_Problem A_. Translate this sentence from the forum thread about building a first dirt jump into Spanish: "I'm not scared to go big but i was wondering how big and wide i should make my 1st major jump"
_Problem B_.
Answer these questions using the forum thread about building a first dirt jump:
(i) How tall were the smaller jumps the original poster had already built?
(ii) What height and gap does the reply suggest starting with?
(iii) What height and gap come last in the reply's suggested progression?
_Problem C_. Extend the forum thread about building a first dirt jump with a further reply that follows on from the last post.

# Ready to build my 1st jump but...



## dcompton94 (Jan 1, 2009)

I've built a couple of smaller jumps but they were all under 2ft. tall and had a very small gap... my question is how big should i make my jump? I'm not scared to go big but i was wondering how big and wide i should make my 1st major jump
all tips and tricks would be helpful
~Thank You~


----------



## cmc4130 (Jan 30, 2008)

dcompton94 said:


> I've built a couple of smaller jumps but they were all under 2ft. tall and had a very small gap... my question is how big should i make my jump? I'm not scared to go big but i was wondering how big and wide i should make my 1st major jump
> all tips and tricks would be helpful
> ~Thank You~


dirt jumps you are free to do whatever you want.... but just going by experience, i suggest start with 3 foot tall and 8 foot gap. then later try 4 ft. and 10 ft. gap. then 5 and 12 ft.

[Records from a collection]
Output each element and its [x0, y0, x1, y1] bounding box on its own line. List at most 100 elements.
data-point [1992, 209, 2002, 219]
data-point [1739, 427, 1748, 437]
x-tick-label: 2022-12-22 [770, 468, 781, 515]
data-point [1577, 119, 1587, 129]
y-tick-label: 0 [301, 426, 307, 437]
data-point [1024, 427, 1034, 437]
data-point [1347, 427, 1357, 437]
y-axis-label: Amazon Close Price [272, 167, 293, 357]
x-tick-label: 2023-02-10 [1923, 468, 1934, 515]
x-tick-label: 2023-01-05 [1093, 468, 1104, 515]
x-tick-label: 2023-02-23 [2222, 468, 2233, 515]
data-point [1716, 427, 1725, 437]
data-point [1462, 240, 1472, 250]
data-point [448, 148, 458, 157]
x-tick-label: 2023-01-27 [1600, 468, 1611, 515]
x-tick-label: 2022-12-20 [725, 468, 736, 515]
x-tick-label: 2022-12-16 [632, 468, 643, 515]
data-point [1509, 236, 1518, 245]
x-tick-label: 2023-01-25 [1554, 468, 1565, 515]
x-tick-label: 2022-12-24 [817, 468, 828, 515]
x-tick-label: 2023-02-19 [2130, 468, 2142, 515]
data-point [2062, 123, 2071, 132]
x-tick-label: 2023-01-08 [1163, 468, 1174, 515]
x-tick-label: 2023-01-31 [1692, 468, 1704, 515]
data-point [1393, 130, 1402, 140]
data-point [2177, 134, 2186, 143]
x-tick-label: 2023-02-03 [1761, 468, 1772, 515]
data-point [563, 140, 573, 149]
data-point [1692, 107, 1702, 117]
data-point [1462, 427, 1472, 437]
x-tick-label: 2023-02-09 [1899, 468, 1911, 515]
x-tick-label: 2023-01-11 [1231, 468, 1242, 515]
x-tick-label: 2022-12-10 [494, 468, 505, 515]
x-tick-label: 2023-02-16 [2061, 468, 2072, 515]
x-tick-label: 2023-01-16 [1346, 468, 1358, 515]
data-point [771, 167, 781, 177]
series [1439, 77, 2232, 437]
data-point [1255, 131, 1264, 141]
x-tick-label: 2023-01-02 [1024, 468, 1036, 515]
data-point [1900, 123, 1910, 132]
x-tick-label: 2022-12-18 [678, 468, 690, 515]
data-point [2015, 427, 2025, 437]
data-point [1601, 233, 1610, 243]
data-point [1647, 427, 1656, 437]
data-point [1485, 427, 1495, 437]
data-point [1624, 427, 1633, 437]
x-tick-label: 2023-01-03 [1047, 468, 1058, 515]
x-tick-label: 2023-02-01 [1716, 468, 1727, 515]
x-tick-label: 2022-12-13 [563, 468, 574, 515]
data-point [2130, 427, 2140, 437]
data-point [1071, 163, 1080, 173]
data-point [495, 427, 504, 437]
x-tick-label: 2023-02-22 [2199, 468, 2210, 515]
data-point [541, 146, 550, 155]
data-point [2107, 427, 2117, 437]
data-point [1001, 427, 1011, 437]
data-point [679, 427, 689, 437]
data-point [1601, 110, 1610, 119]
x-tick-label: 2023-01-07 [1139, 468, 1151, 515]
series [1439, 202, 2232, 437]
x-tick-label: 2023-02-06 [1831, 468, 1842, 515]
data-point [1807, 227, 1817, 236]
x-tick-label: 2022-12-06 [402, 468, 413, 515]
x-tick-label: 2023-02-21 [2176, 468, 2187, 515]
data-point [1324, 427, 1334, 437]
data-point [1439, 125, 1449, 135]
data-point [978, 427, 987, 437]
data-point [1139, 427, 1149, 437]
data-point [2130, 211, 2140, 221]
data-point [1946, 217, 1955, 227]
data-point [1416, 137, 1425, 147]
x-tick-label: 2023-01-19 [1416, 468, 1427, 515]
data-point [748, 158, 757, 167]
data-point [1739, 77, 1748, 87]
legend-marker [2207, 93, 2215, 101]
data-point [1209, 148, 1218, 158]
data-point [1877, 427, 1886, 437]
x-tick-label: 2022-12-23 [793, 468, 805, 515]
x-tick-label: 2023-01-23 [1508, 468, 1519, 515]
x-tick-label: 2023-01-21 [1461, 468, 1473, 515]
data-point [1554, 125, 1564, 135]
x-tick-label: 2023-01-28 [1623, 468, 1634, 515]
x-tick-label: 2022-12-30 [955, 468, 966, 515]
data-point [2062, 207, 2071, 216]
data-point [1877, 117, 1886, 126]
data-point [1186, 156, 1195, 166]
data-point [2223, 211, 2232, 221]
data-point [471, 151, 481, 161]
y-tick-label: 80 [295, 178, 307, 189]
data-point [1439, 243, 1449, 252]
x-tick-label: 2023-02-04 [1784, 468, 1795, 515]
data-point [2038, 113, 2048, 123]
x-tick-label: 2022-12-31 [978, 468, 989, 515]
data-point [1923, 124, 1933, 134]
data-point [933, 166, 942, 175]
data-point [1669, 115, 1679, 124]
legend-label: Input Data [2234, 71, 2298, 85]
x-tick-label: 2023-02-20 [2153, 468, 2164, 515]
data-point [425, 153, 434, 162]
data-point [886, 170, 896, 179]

_Task answer A_. No me da miedo hacerlo en grande, pero me preguntaba qué tan alto y qué tan ancho debería hacer mi primer salto grande.

_Task answer B_.
(i) They were all under 2 ft. tall.
(ii) A height of 3 feet and an 8-foot gap.
(iii) A height of 5 feet and a 12-foot gap.

_Task answer C_.
you can learn a lot from bikepark box jumps. do you have a skatepark/bikepark where you live?


----------



## dcompton94 (Jan 1, 2009)

I have never actually been to a skate park, im in Omaha Nebraska and don't think their are any around that allow bikes. but thanks, and any1 know any tips/ tricks to making the jumps taller? it seems all the dirt slides off before it becomes taller


----------



## cmc4130 (Jan 30, 2008)

dcompton94 said:


> I have never actually been to a skate park, im in Omaha Nebraska and don't think their are any around that allow bikes. but thanks, and any1 know any tips/ tricks to making the jumps taller? it seems all the dirt slides off before it becomes taller


http://www.omahabmx.com/
maybe you should start going to bmx races in Omaha and hanging out with those riders. if there are any dirt jump spots, they will know about them. plus, by racing you will get much better skills on dirt for that will benefit you for dirt jumping. most of the best dirt jumpers have racing experience.


----------



## dcompton94 (Jan 1, 2009)

would BMX help me with XC at all?


----------



## redriderbb (Aug 30, 2005)

*Look up a Legend...*

John Tomac


----------



## herbn (Sep 17, 2005)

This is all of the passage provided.